# New Member & New to the TT boost problems 😑



## kirkwool123

Hi guys, great to be onboard! 

Sooo, I recently acquired a MK1 TT Roadster to tinker with. 

So far done some good odd jobs including installation of a new alternator & installed a catch can system due to perished hoses. 

I'm getting what feels like some boost, then the car will just Rev to the limiter but what feels like no power/ boost. 

Am I suffering from a boost leak? I've noticed if I rev the engine I can see a puff/ squirt of air coming from where the manifold is but can't se any obvious leaks/ breaks. 

I've replaced the N75 valve aswell as put new silicone hoses on. 

I'm suspecting the intercooler hoses might be my problem but just interested to see if anyone has experienced this before I pull the front of the car off again .

Any help/ info is greatly appreciated 

Cheers!


----------



## Hoggy

Hi Kirk, Welcome to the TTF & MK1 ownership.

Extracted information ::
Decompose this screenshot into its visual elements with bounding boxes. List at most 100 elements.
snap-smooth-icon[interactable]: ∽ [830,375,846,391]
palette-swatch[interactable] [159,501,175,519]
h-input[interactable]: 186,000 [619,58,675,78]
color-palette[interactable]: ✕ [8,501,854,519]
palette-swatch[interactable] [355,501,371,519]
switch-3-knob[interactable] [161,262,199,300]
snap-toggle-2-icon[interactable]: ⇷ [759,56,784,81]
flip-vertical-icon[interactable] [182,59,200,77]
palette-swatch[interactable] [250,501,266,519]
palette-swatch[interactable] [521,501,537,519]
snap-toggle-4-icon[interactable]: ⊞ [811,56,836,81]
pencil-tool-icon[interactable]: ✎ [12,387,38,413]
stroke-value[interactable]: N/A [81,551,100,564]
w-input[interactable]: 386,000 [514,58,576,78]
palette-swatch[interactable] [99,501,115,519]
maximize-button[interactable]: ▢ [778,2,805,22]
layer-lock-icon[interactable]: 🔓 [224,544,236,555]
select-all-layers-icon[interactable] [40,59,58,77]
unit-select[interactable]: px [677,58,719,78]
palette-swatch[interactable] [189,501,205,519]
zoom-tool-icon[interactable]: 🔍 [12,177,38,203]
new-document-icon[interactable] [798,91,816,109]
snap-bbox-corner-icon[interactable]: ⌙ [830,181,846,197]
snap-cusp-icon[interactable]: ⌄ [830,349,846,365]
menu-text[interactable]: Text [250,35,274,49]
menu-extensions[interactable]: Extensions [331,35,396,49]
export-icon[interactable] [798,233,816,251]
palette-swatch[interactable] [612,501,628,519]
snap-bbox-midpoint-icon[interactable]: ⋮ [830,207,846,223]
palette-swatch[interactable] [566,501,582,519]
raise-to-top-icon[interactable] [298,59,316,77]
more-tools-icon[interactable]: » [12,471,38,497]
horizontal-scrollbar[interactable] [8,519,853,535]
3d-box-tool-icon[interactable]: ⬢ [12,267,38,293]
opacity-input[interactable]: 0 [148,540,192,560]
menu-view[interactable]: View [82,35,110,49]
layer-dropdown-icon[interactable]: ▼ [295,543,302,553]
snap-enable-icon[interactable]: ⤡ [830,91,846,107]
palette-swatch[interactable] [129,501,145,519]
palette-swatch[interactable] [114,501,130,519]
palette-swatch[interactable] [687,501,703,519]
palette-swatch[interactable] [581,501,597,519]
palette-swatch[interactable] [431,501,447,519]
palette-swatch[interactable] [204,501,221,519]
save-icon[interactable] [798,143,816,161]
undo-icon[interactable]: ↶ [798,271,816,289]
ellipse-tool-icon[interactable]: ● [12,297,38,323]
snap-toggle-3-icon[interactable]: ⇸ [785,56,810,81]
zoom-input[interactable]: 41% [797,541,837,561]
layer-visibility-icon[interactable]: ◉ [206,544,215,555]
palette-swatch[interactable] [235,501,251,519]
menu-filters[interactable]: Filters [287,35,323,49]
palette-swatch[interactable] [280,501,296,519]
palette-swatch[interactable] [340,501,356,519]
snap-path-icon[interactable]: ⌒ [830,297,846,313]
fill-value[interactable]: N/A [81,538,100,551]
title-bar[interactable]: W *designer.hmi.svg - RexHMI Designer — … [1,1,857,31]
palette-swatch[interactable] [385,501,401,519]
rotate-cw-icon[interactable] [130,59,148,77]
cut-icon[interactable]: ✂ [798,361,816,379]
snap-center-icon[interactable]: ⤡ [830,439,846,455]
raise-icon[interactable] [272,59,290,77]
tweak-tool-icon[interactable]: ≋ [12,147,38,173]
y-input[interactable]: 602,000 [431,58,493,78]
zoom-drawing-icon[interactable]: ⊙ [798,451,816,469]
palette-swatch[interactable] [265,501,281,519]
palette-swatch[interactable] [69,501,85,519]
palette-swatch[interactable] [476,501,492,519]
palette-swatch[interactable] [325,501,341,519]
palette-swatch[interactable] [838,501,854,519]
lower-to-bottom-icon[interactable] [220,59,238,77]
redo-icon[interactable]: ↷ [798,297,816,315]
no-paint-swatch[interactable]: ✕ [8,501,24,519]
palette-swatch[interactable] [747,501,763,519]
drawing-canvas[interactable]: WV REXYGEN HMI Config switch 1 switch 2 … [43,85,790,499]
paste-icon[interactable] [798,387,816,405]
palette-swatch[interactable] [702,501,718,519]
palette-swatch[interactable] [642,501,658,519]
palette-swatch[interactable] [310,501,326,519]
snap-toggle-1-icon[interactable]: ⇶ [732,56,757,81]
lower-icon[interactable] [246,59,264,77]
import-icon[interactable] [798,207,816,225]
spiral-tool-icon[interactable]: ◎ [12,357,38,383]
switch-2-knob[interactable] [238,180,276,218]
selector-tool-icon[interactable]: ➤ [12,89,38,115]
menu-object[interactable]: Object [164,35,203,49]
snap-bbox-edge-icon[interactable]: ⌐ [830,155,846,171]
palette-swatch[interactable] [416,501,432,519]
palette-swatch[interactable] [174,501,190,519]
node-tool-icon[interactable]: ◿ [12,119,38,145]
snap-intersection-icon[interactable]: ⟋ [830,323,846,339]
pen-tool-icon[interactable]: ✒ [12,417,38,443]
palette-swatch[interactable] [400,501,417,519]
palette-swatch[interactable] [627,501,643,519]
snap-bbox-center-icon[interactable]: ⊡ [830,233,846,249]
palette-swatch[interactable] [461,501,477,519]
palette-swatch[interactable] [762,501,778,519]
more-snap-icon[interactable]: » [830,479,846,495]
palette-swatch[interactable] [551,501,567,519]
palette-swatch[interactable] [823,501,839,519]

Exercise tasks ::
#1 Duplicate the part of the TT boost thread that opens with the words containing "Am I suffering" and closes with "off again .".
#2 Answer these questions from the TT boost thread.
(a) What car did kirkwool123 recently acquire?
(b) Which valve did the poster replace?
(c) Which hoses does the poster suspect might be the problem?
#3 Resume the TT boost thread from where it stops.
The records were drawn from a separate source.

Numbered answers ::
#1
Am I suffering from a boost leak? I've noticed if I rev the engine I can see a puff/ squirt of air coming from where the manifold is but can't se any obvious leaks/ breaks. 

I've replaced the N75 valve aswell as put new silicone hoses on. 

I'm suspecting the intercooler hoses might be my problem but just interested to see if anyone has experienced this before I pull the front of the car off again .

#2
(a) A MK1 TT Roadster.
(b) The N75 valve.
(c) The intercooler hoses.

#3
Check & cure that puff of air first.
I'll move your post into the Mk1 section you should get more replies
Hoggy.


----------



## mk1chopper

If you think you have a boost leak I would look at installing a boost gauge, even just a cheap one for the purpose of diagnostic (can easily be removed if you don't like the idea of having one mounted in an air vent) alternative is buy a Bluetooth obd adapter and use torque Pro app or similar, can also be used for fault scanning. Another option is to make a DIY pressure tester or diy smoke test (you can buy smoke pellets from screwfix).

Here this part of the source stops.